**The problem:** Every record must be repeated exactly, with no omission.
<<<<
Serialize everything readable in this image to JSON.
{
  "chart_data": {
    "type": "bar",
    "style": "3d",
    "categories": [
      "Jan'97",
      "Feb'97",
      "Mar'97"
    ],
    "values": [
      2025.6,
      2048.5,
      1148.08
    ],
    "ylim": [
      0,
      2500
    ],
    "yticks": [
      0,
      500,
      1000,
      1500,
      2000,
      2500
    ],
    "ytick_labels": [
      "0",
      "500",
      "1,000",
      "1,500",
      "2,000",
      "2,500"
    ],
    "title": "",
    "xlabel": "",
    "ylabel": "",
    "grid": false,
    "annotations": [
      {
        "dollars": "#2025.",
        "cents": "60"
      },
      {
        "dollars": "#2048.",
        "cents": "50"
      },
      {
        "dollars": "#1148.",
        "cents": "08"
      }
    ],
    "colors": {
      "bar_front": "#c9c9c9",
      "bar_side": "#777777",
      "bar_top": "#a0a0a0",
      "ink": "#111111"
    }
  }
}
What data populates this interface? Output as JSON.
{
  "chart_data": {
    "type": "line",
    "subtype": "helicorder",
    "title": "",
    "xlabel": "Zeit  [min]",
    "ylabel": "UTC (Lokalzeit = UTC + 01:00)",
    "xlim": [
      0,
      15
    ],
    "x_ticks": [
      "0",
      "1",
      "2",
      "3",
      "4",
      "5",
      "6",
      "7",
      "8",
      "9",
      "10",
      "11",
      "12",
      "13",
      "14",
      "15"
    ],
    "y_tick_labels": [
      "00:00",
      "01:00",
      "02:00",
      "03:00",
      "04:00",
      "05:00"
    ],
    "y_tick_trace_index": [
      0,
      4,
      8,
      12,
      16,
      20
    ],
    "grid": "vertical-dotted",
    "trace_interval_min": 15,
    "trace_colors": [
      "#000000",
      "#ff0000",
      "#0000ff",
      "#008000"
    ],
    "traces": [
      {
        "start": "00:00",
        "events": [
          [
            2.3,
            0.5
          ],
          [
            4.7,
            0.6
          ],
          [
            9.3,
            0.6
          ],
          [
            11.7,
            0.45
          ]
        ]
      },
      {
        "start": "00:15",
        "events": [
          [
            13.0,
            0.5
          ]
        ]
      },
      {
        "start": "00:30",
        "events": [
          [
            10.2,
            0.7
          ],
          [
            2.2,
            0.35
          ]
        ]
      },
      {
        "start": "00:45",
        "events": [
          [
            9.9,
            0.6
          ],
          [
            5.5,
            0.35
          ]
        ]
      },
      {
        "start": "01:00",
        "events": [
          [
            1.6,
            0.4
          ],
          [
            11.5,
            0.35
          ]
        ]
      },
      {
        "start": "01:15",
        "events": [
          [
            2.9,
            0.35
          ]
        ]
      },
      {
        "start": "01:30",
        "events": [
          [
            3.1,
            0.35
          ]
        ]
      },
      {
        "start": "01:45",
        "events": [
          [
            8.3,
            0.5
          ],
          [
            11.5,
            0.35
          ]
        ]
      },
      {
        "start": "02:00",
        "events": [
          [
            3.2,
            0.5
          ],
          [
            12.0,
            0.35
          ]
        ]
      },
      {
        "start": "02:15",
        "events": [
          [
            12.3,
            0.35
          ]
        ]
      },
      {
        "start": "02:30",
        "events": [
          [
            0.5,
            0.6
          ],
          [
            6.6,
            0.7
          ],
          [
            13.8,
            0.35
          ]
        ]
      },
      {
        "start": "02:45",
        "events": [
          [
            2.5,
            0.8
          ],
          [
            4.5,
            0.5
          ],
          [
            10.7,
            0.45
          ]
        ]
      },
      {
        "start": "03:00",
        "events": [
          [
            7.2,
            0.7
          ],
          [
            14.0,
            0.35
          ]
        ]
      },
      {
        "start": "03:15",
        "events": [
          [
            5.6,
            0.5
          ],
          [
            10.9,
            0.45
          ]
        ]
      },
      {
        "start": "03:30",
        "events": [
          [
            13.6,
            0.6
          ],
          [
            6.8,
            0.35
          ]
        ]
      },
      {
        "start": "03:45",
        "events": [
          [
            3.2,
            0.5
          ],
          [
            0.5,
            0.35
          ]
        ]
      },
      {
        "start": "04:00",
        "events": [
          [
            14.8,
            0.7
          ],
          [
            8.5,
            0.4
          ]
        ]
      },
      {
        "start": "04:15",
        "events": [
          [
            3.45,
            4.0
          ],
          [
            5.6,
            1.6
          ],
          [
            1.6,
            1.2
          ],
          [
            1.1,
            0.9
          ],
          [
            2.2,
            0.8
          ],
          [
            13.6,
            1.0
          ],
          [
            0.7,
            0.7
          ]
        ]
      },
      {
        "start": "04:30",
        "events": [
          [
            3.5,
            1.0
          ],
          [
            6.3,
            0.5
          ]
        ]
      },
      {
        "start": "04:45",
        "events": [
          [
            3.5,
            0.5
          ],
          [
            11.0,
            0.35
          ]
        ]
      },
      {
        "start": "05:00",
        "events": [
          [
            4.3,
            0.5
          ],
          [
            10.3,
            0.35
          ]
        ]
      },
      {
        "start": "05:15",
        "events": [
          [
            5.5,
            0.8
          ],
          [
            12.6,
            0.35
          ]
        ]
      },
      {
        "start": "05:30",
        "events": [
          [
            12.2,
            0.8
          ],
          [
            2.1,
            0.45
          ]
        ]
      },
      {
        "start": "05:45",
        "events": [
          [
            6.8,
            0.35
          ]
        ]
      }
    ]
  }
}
>>>>
**Correct output:**
Serialize everything readable in this image to JSON.
{
  "chart_data": {
    "type": "bar",
    "style": "3d",
    "categories": [
      "Jan'97",
      "Feb'97",
      "Mar'97"
    ],
    "values": [
      2025.6,
      2048.5,
      1148.08
    ],
    "ylim": [
      0,
      2500
    ],
    "yticks": [
      0,
      500,
      1000,
      1500,
      2000,
      2500
    ],
    "ytick_labels": [
      "0",
      "500",
      "1,000",
      "1,500",
      "2,000",
      "2,500"
    ],
    "title": "",
    "xlabel": "",
    "ylabel": "",
    "grid": false,
    "annotations": [
      {
        "dollars": "#2025.",
        "cents": "60"
      },
      {
        "dollars": "#2048.",
        "cents": "50"
      },
      {
        "dollars": "#1148.",
        "cents": "08"
      }
    ],
    "colors": {
      "bar_front": "#c9c9c9",
      "bar_side": "#777777",
      "bar_top": "#a0a0a0",
      "ink": "#111111"
    }
  }
}
What data populates this interface? Output as JSON.
{
  "chart_data": {
    "type": "line",
    "subtype": "helicorder",
    "title": "",
    "xlabel": "Zeit  [min]",
    "ylabel": "UTC (Lokalzeit = UTC + 01:00)",
    "xlim": [
      0,
      15
    ],
    "x_ticks": [
      "0",
      "1",
      "2",
      "3",
      "4",
      "5",
      "6",
      "7",
      "8",
      "9",
      "10",
      "11",
      "12",
      "13",
      "14",
      "15"
    ],
    "y_tick_labels": [
      "00:00",
      "01:00",
      "02:00",
      "03:00",
      "04:00",
      "05:00"
    ],
    "y_tick_trace_index": [
      0,
      4,
      8,
      12,
      16,
      20
    ],
    "grid": "vertical-dotted",
    "trace_interval_min": 15,
    "trace_colors": [
      "#000000",
      "#ff0000",
      "#0000ff",
      "#008000"
    ],
    "traces": [
      {
        "start": "00:00",
        "events": [
          [
            2.3,
            0.5
          ],
          [
            4.7,
            0.6
          ],
          [
            9.3,
            0.6
          ],
          [
            11.7,
            0.45
          ]
        ]
      },
      {
        "start": "00:15",
        "events": [
          [
            13.0,
            0.5
          ]
        ]
      },
      {
        "start": "00:30",
        "events": [
          [
            10.2,
            0.7
          ],
          [
            2.2,
            0.35
          ]
        ]
      },
      {
        "start": "00:45",
        "events": [
          [
            9.9,
            0.6
          ],
          [
            5.5,
            0.35
          ]
        ]
      },
      {
        "start": "01:00",
        "events": [
          [
            1.6,
            0.4
          ],
          [
            11.5,
            0.35
          ]
        ]
      },
      {
        "start": "01:15",
        "events": [
          [
            2.9,
            0.35
          ]
        ]
      },
      {
        "start": "01:30",
        "events": [
          [
            3.1,
            0.35
          ]
        ]
      },
      {
        "start": "01:45",
        "events": [
          [
            8.3,
            0.5
          ],
          [
            11.5,
            0.35
          ]
        ]
      },
      {
        "start": "02:00",
        "events": [
          [
            3.2,
            0.5
          ],
          [
            12.0,
            0.35
          ]
        ]
      },
      {
        "start": "02:15",
        "events": [
          [
            12.3,
            0.35
          ]
        ]
      },
      {
        "start": "02:30",
        "events": [
          [
            0.5,
            0.6
          ],
          [
            6.6,
            0.7
          ],
          [
            13.8,
            0.35
          ]
        ]
      },
      {
        "start": "02:45",
        "events": [
          [
            2.5,
            0.8
          ],
          [
            4.5,
            0.5
          ],
          [
            10.7,
            0.45
          ]
        ]
      },
      {
        "start": "03:00",
        "events": [
          [
            7.2,
            0.7
          ],
          [
            14.0,
            0.35
          ]
        ]
      },
      {
        "start": "03:15",
        "events": [
          [
            5.6,
            0.5
          ],
          [
            10.9,
            0.45
          ]
        ]
      },
      {
        "start": "03:30",
        "events": [
          [
            13.6,
            0.6
          ],
          [
            6.8,
            0.35
          ]
        ]
      },
      {
        "start": "03:45",
        "events": [
          [
            3.2,
            0.5
          ],
          [
            0.5,
            0.35
          ]
        ]
      },
      {
        "start": "04:00",
        "events": [
          [
            14.8,
            0.7
          ],
          [
            8.5,
            0.4
          ]
        ]
      },
      {
        "start": "04:15",
        "events": [
          [
            3.45,
            4.0
          ],
          [
            5.6,
            1.6
          ],
          [
            1.6,
            1.2
          ],
          [
            1.1,
            0.9
          ],
          [
            2.2,
            0.8
          ],
          [
            13.6,
            1.0
          ],
          [
            0.7,
            0.7
          ]
        ]
      },
      {
        "start": "04:30",
        "events": [
          [
            3.5,
            1.0
          ],
          [
            6.3,
            0.5
          ]
        ]
      },
      {
        "start": "04:45",
        "events": [
          [
            3.5,
            0.5
          ],
          [
            11.0,
            0.35
          ]
        ]
      },
      {
        "start": "05:00",
        "events": [
          [
            4.3,
            0.5
          ],
          [
            10.3,
            0.35
          ]
        ]
      },
      {
        "start": "05:15",
        "events": [
          [
            5.5,
            0.8
          ],
          [
            12.6,
            0.35
          ]
        ]
      },
      {
        "start": "05:30",
        "events": [
          [
            12.2,
            0.8
          ],
          [
            2.1,
            0.45
          ]
        ]
      },
      {
        "start": "05:45",
        "events": [
          [
            6.8,
            0.35
          ]
        ]
      }
    ]
  }
}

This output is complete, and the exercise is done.